Below are some records; reproduce every one of them exactly.
-- start --
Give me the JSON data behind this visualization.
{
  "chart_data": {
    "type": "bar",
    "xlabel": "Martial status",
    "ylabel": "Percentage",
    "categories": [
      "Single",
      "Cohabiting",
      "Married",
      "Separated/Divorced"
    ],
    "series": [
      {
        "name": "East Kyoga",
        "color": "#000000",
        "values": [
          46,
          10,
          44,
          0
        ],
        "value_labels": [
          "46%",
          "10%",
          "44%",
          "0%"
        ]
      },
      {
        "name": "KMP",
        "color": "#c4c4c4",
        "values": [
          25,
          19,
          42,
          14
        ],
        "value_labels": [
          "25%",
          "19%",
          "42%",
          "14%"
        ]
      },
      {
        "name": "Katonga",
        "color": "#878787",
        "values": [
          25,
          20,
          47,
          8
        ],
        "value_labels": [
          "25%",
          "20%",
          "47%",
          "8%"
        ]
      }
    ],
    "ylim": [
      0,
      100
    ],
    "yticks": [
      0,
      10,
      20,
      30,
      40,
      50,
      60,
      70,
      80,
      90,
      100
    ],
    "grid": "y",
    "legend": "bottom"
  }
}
-- end --
### Answer for this exercise
Give me the JSON data behind this visualization.
{
  "chart_data": {
    "type": "bar",
    "xlabel": "Martial status",
    "ylabel": "Percentage",
    "categories": [
      "Single",
      "Cohabiting",
      "Married",
      "Separated/Divorced"
    ],
    "series": [
      {
        "name": "East Kyoga",
        "color": "#000000",
        "values": [
          46,
          10,
          44,
          0
        ],
        "value_labels": [
          "46%",
          "10%",
          "44%",
          "0%"
        ]
      },
      {
        "name": "KMP",
        "color": "#c4c4c4",
        "values": [
          25,
          19,
          42,
          14
        ],
        "value_labels": [
          "25%",
          "19%",
          "42%",
          "14%"
        ]
      },
      {
        "name": "Katonga",
        "color": "#878787",
        "values": [
          25,
          20,
          47,
          8
        ],
        "value_labels": [
          "25%",
          "20%",
          "47%",
          "8%"
        ]
      }
    ],
    "ylim": [
      0,
      100
    ],
    "yticks": [
      0,
      10,
      20,
      30,
      40,
      50,
      60,
      70,
      80,
      90,
      100
    ],
    "grid": "y",
    "legend": "bottom"
  }
}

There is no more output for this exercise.